• _Your task_
Write out all lines holding the word "regularization".

--- Record extracts ---

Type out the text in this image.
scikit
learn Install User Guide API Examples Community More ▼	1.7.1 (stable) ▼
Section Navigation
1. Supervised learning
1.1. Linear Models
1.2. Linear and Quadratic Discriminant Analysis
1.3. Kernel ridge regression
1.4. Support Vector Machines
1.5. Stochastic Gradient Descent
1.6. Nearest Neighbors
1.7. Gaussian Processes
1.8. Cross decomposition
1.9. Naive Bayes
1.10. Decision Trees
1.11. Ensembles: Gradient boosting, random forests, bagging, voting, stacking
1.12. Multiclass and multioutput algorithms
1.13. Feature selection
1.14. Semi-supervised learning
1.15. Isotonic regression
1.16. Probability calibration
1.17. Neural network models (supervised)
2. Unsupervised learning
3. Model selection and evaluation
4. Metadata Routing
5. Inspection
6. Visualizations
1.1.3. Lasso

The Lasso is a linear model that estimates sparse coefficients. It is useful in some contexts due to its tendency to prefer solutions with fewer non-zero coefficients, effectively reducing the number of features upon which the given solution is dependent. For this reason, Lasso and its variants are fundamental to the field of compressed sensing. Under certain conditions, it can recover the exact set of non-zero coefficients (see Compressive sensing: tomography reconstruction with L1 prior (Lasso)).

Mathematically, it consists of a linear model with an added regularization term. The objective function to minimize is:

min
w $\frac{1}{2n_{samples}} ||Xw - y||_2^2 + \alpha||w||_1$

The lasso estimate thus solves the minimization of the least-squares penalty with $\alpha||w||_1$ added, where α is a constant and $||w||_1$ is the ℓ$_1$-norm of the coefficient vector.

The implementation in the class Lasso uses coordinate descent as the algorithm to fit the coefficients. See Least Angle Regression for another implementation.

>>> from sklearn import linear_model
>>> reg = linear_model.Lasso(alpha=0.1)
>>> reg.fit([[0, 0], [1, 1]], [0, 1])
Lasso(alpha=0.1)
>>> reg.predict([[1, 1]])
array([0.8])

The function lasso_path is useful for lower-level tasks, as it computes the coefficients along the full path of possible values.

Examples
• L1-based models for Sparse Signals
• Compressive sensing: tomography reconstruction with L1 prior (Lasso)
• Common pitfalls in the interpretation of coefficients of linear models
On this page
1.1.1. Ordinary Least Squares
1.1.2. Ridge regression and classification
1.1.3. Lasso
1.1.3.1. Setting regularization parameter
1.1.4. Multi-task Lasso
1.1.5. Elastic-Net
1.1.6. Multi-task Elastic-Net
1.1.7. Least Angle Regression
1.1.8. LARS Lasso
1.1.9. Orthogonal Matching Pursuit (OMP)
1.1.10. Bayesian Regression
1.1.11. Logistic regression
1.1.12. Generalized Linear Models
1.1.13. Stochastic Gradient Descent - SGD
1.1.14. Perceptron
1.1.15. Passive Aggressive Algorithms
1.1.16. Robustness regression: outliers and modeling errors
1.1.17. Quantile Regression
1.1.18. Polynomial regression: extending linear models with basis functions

---
--- Record extracts ---

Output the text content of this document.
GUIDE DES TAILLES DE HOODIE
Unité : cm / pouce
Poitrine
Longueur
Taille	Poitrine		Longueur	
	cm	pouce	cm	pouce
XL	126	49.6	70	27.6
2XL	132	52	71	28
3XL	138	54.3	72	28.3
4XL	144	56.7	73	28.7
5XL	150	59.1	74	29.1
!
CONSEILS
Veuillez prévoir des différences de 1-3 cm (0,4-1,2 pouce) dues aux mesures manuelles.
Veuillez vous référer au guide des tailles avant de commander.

---
--- Record extracts ---

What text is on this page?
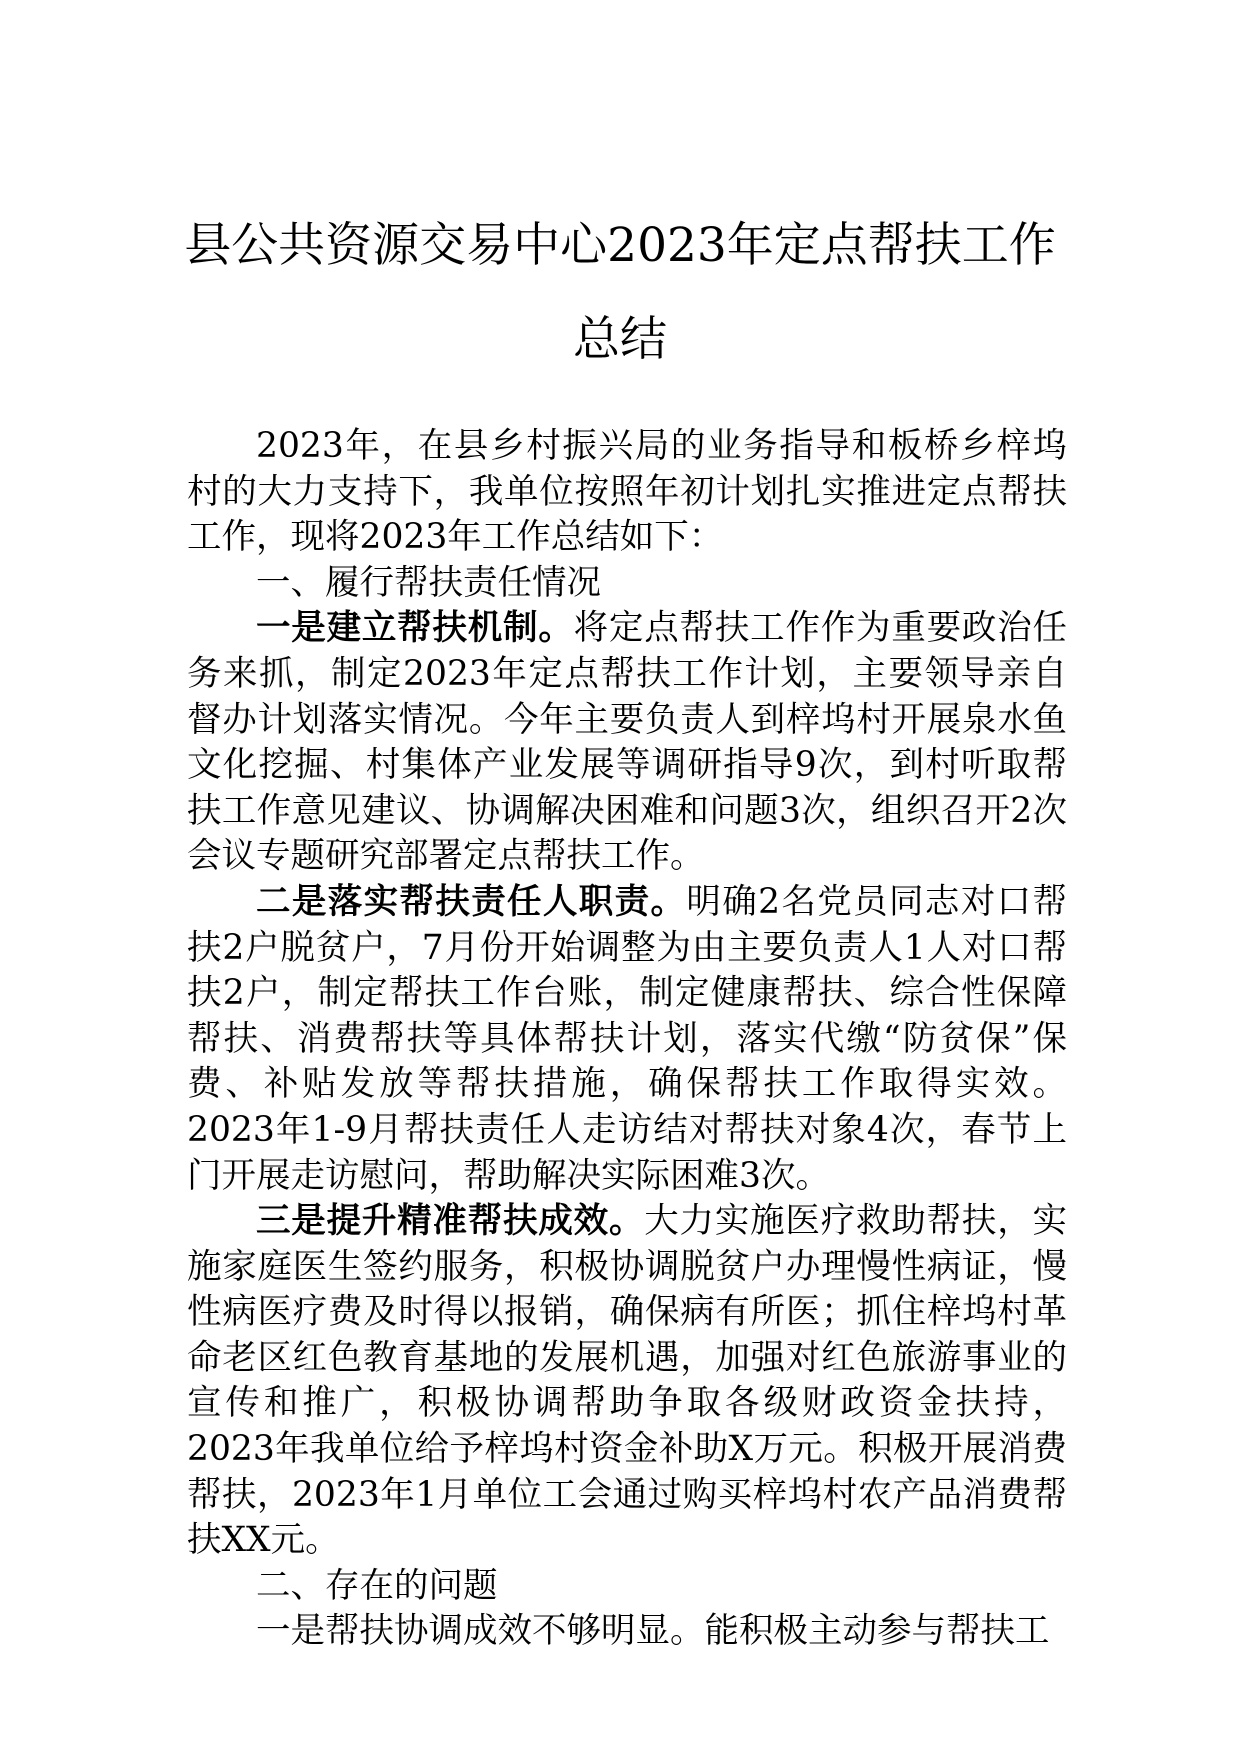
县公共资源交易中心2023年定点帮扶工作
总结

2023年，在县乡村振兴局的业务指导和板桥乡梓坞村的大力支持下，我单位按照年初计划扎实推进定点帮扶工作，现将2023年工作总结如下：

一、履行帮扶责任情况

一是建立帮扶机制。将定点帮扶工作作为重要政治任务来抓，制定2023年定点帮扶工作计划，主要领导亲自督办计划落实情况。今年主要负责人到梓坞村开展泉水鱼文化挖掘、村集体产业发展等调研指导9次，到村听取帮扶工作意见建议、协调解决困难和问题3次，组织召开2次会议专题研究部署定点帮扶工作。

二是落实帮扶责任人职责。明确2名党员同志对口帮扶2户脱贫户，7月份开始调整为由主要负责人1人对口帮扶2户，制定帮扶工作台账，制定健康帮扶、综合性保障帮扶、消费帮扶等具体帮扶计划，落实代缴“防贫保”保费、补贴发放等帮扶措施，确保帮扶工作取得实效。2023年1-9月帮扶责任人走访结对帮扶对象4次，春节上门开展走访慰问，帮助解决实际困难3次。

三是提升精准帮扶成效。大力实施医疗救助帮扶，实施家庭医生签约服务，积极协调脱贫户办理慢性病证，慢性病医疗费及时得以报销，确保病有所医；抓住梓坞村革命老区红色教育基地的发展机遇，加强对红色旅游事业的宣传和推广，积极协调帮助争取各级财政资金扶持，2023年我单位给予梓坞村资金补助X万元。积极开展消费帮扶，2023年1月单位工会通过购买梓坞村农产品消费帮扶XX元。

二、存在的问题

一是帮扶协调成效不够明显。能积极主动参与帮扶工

---

• _Expected output_
Mathematically, it consists of a linear model with an added regularization term. The objective function to minimize is:
1.1.3.1. Setting regularization parameter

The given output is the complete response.